GIVEN PROBLEM:
Copy out all lines with the word "Stier" in them.

::::

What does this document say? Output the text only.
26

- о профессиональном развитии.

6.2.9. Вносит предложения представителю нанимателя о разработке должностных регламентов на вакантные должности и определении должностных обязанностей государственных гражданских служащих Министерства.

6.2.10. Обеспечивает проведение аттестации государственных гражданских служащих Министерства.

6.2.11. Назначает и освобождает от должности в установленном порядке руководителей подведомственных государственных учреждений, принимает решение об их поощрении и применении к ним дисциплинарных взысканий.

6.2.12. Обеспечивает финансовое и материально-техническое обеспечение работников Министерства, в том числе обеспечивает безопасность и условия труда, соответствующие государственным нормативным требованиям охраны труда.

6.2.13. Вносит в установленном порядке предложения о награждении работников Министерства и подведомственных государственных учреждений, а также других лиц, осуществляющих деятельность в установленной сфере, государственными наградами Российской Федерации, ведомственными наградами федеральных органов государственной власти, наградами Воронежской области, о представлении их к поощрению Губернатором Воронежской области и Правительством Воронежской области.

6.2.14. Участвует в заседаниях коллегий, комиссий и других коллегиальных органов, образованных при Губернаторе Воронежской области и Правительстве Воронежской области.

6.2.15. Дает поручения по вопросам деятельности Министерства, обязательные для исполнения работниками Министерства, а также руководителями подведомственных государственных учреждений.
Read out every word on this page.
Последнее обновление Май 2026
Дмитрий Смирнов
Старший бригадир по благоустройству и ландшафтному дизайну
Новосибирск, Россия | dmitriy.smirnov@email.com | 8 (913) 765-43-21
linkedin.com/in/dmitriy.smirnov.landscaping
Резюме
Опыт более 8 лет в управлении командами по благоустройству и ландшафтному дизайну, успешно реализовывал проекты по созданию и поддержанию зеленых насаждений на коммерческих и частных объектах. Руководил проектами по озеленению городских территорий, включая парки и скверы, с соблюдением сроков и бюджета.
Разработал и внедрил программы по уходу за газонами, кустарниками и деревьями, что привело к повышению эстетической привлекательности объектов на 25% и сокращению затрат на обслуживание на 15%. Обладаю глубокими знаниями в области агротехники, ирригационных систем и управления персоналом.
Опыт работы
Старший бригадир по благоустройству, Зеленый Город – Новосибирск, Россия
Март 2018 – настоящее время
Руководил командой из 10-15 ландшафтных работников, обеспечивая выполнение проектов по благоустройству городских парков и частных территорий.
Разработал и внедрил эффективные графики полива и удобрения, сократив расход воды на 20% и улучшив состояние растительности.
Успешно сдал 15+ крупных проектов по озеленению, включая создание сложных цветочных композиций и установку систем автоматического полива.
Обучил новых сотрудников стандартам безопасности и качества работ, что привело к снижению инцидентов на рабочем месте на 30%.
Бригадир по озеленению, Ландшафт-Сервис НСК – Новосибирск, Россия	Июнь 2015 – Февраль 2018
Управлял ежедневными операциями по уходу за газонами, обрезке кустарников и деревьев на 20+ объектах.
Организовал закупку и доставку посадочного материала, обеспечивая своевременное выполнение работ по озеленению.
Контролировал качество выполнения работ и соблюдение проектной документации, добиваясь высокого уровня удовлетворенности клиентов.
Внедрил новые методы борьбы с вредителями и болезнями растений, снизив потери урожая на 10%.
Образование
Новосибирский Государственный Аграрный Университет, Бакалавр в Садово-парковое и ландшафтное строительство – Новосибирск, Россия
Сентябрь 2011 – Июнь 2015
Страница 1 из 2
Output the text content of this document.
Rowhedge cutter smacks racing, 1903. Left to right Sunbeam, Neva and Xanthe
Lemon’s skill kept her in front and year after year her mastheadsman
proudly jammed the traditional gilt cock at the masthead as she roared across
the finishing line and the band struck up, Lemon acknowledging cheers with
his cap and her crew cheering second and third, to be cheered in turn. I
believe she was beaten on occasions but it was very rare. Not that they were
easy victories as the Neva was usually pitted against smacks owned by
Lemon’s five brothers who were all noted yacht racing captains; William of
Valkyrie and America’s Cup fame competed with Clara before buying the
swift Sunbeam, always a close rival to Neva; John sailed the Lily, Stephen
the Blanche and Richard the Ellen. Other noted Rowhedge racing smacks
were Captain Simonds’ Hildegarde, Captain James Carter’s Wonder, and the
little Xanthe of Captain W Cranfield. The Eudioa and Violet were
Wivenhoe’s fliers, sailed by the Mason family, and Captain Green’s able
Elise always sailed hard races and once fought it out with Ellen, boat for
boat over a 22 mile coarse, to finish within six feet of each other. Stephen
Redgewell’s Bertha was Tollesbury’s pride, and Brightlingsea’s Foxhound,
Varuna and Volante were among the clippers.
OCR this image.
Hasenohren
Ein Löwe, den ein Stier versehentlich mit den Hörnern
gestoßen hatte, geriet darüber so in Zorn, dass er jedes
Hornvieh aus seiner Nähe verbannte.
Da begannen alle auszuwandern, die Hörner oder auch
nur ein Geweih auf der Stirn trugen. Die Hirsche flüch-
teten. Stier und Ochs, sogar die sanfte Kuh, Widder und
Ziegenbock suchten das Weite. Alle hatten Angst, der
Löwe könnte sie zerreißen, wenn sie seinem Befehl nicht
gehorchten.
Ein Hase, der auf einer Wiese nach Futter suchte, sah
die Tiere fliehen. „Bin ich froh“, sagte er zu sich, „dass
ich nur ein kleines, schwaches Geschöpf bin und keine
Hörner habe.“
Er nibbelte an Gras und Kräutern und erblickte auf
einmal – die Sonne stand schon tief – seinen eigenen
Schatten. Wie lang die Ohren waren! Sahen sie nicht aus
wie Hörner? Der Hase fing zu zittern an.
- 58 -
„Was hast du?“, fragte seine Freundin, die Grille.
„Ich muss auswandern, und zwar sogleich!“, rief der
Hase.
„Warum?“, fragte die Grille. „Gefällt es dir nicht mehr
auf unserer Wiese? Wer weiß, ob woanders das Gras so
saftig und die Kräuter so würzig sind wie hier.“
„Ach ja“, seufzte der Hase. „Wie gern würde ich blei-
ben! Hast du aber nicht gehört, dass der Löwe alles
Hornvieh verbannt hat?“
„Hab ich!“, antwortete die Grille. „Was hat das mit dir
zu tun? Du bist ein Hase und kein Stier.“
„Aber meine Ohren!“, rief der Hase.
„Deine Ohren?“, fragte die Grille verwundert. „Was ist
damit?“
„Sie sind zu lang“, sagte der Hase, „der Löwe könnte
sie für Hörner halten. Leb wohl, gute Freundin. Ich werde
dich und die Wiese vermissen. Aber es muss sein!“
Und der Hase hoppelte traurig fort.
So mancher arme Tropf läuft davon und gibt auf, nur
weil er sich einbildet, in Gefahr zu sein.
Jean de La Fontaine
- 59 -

::::

EXERCISE OUTPUT:
Ein Löwe, den ein Stier versehentlich mit den Hörnern
teten. Stier und Ochs, sogar die sanfte Kuh, Widder und
zu tun? Du bist ein Hase und kein Stier.“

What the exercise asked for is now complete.